Data records:

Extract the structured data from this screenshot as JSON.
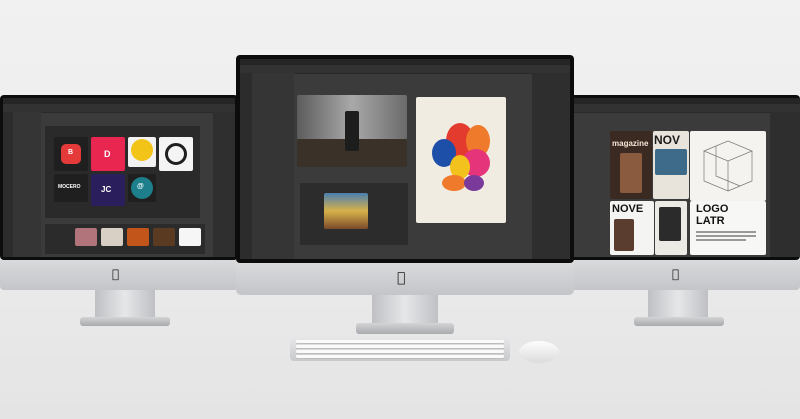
{
  "scene": {
    "description_none": "",
    "colors": {
      "background": "#ececec",
      "bezel": "#0c0c0c",
      "app_dark": "#3b3b3b",
      "aluminum": "#c8c9cc"
    }
  },
  "left_monitor": {
    "apple_logo": "",
    "tiles": [
      {
        "label": "B",
        "color": "#e53a3a"
      },
      {
        "label": "D",
        "color": "#e8264f"
      },
      {
        "label": "",
        "color": "#f2c418"
      },
      {
        "label": "",
        "color": "#f4f4f4"
      },
      {
        "label": "MOCERO",
        "color": "#1f1f1f"
      },
      {
        "label": "JC",
        "color": "#2a1f5c"
      },
      {
        "label": "@",
        "color": "#1d7f8c"
      }
    ]
  },
  "center_monitor": {
    "apple_logo": ""
  },
  "right_monitor": {
    "apple_logo": "",
    "magazine_words": [
      "magazine",
      "NOV",
      "NOVE",
      "LOGO",
      "LATR"
    ]
  },
  "keyboard": {},
  "mouse": {}
}
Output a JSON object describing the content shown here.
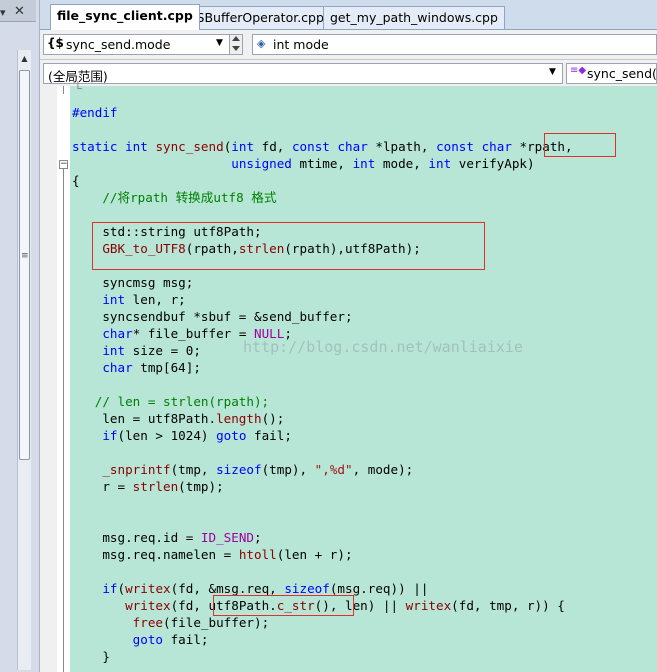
{
  "tabs": [
    {
      "label": "file_sync_client.cpp",
      "active": true
    },
    {
      "label": "IOSBufferOperator.cpp",
      "active": false
    },
    {
      "label": "get_my_path_windows.cpp",
      "active": false
    }
  ],
  "left_panel": {
    "close_glyph": "✕",
    "pin_glyph": "▾",
    "scroll_up_glyph": "▲",
    "grip_glyph": "≡"
  },
  "nav": {
    "class_combo": {
      "icon": "{$",
      "value": "sync_send.mode",
      "arrow": "▼"
    },
    "member_combo": {
      "icon": "◈",
      "value": "int mode"
    },
    "scope_combo": {
      "value": "(全局范围)",
      "arrow": "▼"
    },
    "function_combo": {
      "icon": "≡◆",
      "value": "sync_send(in"
    }
  },
  "code_lines": [
    {
      "text": "#endif"
    },
    {
      "text": ""
    },
    {
      "text": "static int sync_send(int fd, const char *lpath, const char *rpath,"
    },
    {
      "text": "                     unsigned mtime, int mode, int verifyApk)"
    },
    {
      "text": "{"
    },
    {
      "text": "    //将rpath 转换成utf8 格式"
    },
    {
      "text": ""
    },
    {
      "text": "    std::string utf8Path;"
    },
    {
      "text": "    GBK_to_UTF8(rpath,strlen(rpath),utf8Path);"
    },
    {
      "text": ""
    },
    {
      "text": "    syncmsg msg;"
    },
    {
      "text": "    int len, r;"
    },
    {
      "text": "    syncsendbuf *sbuf = &send_buffer;"
    },
    {
      "text": "    char* file_buffer = NULL;"
    },
    {
      "text": "    int size = 0;"
    },
    {
      "text": "    char tmp[64];"
    },
    {
      "text": ""
    },
    {
      "text": "   // len = strlen(rpath);"
    },
    {
      "text": "    len = utf8Path.length();"
    },
    {
      "text": "    if(len > 1024) goto fail;"
    },
    {
      "text": ""
    },
    {
      "text": "    _snprintf(tmp, sizeof(tmp), \",%d\", mode);"
    },
    {
      "text": "    r = strlen(tmp);"
    },
    {
      "text": ""
    },
    {
      "text": ""
    },
    {
      "text": "    msg.req.id = ID_SEND;"
    },
    {
      "text": "    msg.req.namelen = htoll(len + r);"
    },
    {
      "text": ""
    },
    {
      "text": "    if(writex(fd, &msg.req, sizeof(msg.req)) ||"
    },
    {
      "text": "       writex(fd, utf8Path.c_str(), len) || writex(fd, tmp, r)) {"
    },
    {
      "text": "        free(file_buffer);"
    },
    {
      "text": "        goto fail;"
    },
    {
      "text": "    }"
    }
  ],
  "watermark": "http://blog.csdn.net/wanliaixie",
  "colors": {
    "code_bg": "#b7e6d7",
    "keyword": "#0000ff",
    "comment": "#008000",
    "highlight_box": "#e0302a"
  }
}
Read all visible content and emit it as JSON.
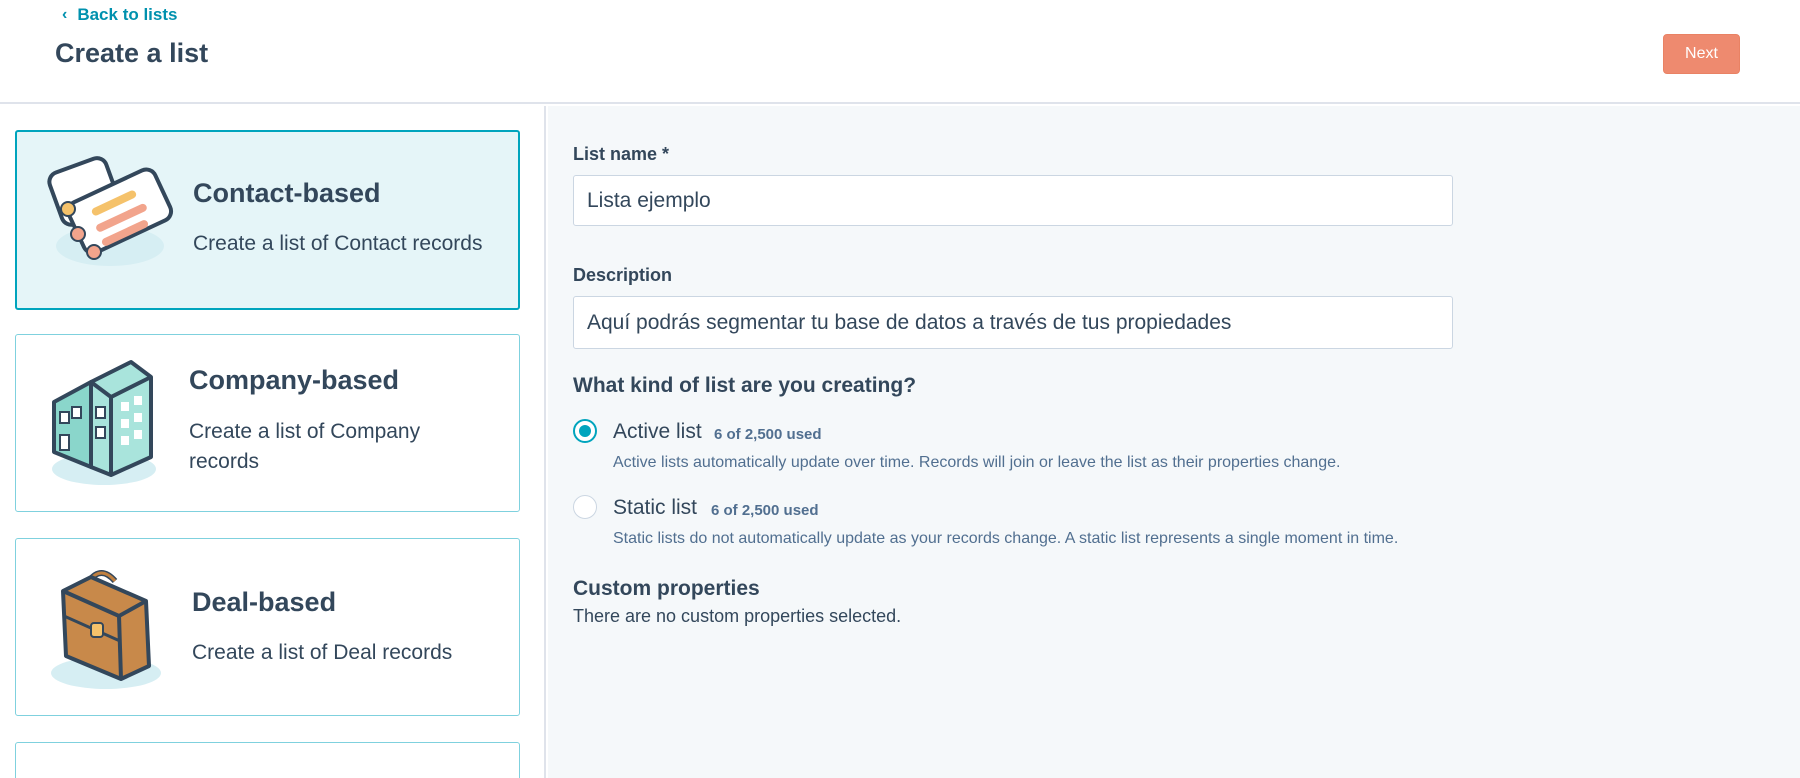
{
  "header": {
    "back_label": "Back to lists",
    "title": "Create a list",
    "next_label": "Next"
  },
  "cards": [
    {
      "title": "Contact-based",
      "desc": "Create a list of Contact records",
      "icon": "contact-records-illustration",
      "selected": true
    },
    {
      "title": "Company-based",
      "desc": "Create a list of Company records",
      "icon": "company-building-illustration",
      "selected": false
    },
    {
      "title": "Deal-based",
      "desc": "Create a list of Deal records",
      "icon": "briefcase-illustration",
      "selected": false
    }
  ],
  "form": {
    "list_name_label": "List name *",
    "list_name_value": "Lista ejemplo",
    "description_label": "Description",
    "description_value": "Aquí podrás segmentar tu base de datos a través de tus propiedades",
    "kind_title": "What kind of list are you creating?",
    "options": [
      {
        "label": "Active list",
        "usage": "6 of 2,500 used",
        "help": "Active lists automatically update over time. Records will join or leave the list as their properties change.",
        "checked": true
      },
      {
        "label": "Static list",
        "usage": "6 of 2,500 used",
        "help": "Static lists do not automatically update as your records change. A static list represents a single moment in time.",
        "checked": false
      }
    ],
    "custom_title": "Custom properties",
    "custom_text": "There are no custom properties selected."
  },
  "colors": {
    "accent": "#00a4bd",
    "primary_button": "#ee8a6f",
    "text": "#33475b",
    "link": "#0091ae"
  }
}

INSTRUCTIONS FOR THE TASK:
Show each line holding the word "properties".

RIGHT ANSWER:
        "help": "Active lists automatically update over time. Records will join or leave the list as their properties change.",
    "custom_title": "Custom properties",
    "custom_text": "There are no custom properties selected."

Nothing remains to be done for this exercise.